▶ [REQUIRED WORK] Records follow. Select each line holding "snoo".

▶ [MATERIAL SUPPLIED]
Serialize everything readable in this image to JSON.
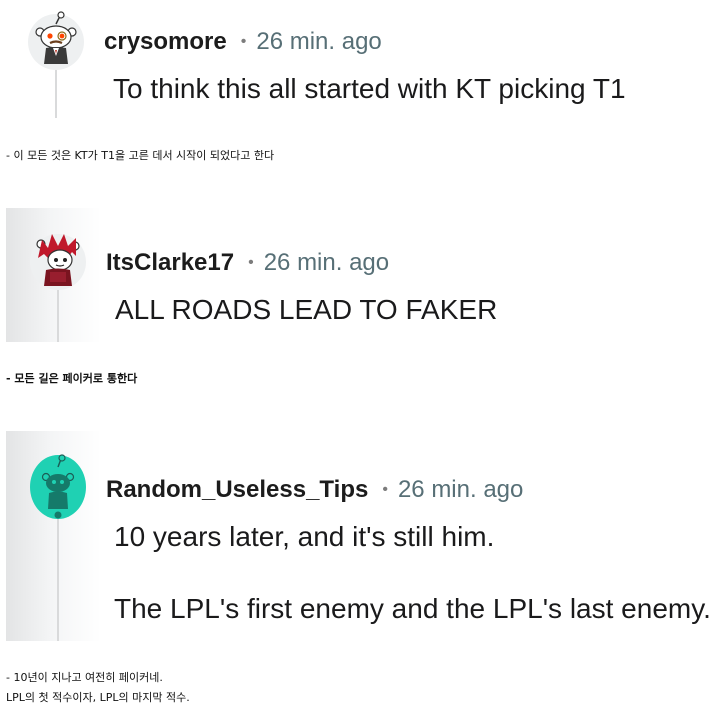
{
  "comments": [
    {
      "username": "crysomore",
      "separator": "•",
      "time": "26 min. ago",
      "lines": [
        "To think this all started with KT picking T1"
      ],
      "avatar_icon": "snoo-avatar-monocle-icon",
      "translation": [
        "- 이 모든 것은 KT가 T1을 고른 데서 시작이 되었다고 한다"
      ]
    },
    {
      "username": "ItsClarke17",
      "separator": "•",
      "time": "26 min. ago",
      "lines": [
        "ALL ROADS LEAD TO FAKER"
      ],
      "avatar_icon": "snoo-avatar-red-hair-icon",
      "translation": [
        "- 모든 길은 페이커로 통한다"
      ]
    },
    {
      "username": "Random_Useless_Tips",
      "separator": "•",
      "time": "26 min. ago",
      "lines": [
        "10 years later, and it's still him.",
        "The LPL's first enemy and the LPL's last enemy."
      ],
      "avatar_icon": "snoo-avatar-teal-icon",
      "translation": [
        "- 10년이 지나고 여전히 페이커네.",
        "LPL의 첫 적수이자, LPL의 마지막 적수."
      ]
    }
  ],
  "colors": {
    "username": "#1c1c1c",
    "time": "#576f76",
    "text": "#1a1a1b",
    "thread_line": "#d9dadb",
    "teal_avatar": "#1fd1b3"
  }
}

▶ [OUTPUT FOR THIS EXERCISE]
      "avatar_icon": "snoo-avatar-monocle-icon",
      "avatar_icon": "snoo-avatar-red-hair-icon",
      "avatar_icon": "snoo-avatar-teal-icon",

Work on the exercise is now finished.